WHAT IS BEING ASKED: Go through the data below. List every line that holds the word "中国特色社会主义建设的道路".

DATA EXCERPTS:
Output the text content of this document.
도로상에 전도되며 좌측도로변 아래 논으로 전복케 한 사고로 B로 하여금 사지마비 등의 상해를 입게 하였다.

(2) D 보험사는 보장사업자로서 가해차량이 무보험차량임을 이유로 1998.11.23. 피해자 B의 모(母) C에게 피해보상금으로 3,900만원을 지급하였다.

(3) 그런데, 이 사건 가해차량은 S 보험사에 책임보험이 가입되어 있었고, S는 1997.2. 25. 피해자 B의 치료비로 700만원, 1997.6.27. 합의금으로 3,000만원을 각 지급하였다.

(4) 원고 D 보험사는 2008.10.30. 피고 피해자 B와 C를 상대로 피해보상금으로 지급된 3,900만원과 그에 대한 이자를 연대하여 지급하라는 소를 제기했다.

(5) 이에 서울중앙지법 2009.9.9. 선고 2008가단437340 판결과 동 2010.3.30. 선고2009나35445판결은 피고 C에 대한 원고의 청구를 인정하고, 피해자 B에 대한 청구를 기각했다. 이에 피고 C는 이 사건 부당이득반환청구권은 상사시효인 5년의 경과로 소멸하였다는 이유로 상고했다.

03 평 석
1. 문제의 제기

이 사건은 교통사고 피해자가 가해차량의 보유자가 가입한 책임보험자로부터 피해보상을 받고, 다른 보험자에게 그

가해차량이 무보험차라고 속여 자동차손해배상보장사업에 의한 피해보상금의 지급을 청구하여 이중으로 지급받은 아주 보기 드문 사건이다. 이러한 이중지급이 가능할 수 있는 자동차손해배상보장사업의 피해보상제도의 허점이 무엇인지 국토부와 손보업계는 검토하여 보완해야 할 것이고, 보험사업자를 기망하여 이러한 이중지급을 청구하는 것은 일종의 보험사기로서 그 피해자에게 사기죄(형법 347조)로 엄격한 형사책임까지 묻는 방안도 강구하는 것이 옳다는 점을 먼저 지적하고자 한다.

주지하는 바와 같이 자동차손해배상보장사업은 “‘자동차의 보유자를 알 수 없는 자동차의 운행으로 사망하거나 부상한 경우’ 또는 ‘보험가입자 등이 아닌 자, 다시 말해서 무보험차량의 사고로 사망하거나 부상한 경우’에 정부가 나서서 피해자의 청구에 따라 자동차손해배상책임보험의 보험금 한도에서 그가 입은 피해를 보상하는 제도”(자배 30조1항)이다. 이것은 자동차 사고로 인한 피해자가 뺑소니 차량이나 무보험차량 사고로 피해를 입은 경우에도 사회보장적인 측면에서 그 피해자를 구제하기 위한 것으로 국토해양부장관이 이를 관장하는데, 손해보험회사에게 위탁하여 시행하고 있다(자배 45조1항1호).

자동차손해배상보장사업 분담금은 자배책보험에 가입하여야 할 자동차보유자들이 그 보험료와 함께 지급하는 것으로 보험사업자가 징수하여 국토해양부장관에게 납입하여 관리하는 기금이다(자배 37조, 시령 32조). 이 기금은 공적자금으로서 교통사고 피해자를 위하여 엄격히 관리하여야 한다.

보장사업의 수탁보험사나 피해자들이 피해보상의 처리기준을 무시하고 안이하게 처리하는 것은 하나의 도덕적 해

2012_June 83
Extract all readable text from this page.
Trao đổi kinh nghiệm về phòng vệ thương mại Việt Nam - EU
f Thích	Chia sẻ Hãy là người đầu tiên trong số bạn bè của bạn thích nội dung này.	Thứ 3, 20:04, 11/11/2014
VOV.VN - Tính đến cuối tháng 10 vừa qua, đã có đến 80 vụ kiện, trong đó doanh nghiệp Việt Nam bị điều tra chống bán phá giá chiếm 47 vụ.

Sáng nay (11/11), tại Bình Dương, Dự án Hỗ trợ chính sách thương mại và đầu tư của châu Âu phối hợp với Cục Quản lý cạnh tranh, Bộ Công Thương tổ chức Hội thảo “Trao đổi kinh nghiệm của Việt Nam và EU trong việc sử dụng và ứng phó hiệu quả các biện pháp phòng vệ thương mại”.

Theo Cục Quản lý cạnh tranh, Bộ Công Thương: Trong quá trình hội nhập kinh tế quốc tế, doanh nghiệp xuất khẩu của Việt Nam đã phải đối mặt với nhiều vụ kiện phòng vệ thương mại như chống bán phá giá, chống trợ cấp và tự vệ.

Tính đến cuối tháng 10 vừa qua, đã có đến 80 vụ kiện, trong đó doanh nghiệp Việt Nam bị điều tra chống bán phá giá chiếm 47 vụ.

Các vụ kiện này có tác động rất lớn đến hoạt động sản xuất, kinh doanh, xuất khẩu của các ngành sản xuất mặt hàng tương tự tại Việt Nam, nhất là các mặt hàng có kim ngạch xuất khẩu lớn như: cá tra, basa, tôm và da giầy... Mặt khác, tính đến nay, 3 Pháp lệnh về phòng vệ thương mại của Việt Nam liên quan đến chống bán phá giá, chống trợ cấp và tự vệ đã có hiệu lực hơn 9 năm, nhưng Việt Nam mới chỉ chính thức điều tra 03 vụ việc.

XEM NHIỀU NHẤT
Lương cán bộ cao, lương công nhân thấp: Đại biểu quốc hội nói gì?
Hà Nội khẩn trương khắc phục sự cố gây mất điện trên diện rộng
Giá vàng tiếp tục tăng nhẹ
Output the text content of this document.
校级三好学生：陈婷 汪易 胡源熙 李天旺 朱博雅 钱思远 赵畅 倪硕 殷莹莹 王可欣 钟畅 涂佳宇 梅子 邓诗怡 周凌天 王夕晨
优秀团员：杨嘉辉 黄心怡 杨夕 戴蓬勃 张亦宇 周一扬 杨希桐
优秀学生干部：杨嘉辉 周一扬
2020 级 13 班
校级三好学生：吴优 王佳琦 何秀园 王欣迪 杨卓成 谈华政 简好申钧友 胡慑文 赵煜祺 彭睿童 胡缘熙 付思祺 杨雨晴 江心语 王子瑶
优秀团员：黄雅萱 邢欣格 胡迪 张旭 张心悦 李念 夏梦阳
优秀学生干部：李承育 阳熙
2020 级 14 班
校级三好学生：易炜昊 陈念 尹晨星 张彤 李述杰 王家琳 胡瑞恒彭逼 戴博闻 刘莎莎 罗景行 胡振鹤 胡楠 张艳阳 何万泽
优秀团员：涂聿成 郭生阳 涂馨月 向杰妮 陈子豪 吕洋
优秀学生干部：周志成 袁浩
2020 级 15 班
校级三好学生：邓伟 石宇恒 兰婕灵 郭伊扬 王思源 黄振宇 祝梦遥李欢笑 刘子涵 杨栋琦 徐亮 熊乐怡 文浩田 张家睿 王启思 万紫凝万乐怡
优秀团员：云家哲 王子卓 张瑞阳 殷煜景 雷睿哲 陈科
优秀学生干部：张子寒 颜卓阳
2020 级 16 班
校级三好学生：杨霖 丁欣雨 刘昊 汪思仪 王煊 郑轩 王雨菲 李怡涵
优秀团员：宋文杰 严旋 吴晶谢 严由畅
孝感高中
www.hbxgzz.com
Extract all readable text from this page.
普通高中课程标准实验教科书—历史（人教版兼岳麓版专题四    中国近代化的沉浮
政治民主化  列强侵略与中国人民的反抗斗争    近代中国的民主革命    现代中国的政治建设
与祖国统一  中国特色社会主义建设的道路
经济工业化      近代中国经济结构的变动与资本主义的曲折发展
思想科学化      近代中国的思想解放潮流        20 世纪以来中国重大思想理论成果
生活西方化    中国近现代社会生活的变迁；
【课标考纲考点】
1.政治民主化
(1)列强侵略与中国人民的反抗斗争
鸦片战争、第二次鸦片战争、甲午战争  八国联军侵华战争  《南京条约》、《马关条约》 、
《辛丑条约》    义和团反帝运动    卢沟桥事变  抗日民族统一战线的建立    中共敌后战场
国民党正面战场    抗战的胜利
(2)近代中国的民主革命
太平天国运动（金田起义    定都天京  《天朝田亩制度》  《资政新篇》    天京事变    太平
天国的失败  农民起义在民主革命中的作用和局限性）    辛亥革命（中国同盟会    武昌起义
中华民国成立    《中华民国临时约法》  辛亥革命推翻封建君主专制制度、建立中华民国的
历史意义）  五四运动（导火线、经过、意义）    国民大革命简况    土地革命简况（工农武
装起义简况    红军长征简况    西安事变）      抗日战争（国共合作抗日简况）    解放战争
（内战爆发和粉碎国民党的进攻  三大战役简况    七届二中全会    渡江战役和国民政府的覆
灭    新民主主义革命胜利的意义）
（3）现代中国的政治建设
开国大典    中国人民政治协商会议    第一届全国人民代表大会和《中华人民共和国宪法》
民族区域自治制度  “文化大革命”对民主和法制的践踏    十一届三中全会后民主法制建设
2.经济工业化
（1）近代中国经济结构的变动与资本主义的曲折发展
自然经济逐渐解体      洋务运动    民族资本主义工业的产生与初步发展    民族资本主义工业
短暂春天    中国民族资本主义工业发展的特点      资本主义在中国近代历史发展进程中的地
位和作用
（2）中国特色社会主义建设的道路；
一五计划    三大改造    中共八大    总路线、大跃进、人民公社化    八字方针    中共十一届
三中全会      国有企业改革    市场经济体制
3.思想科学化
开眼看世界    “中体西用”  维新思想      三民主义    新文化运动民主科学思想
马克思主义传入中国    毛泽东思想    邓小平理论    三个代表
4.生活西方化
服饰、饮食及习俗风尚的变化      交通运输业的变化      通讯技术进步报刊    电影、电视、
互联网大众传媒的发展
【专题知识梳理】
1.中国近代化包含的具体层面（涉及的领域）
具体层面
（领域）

SOLUTION:
与祖国统一  中国特色社会主义建设的道路
（2）中国特色社会主义建设的道路；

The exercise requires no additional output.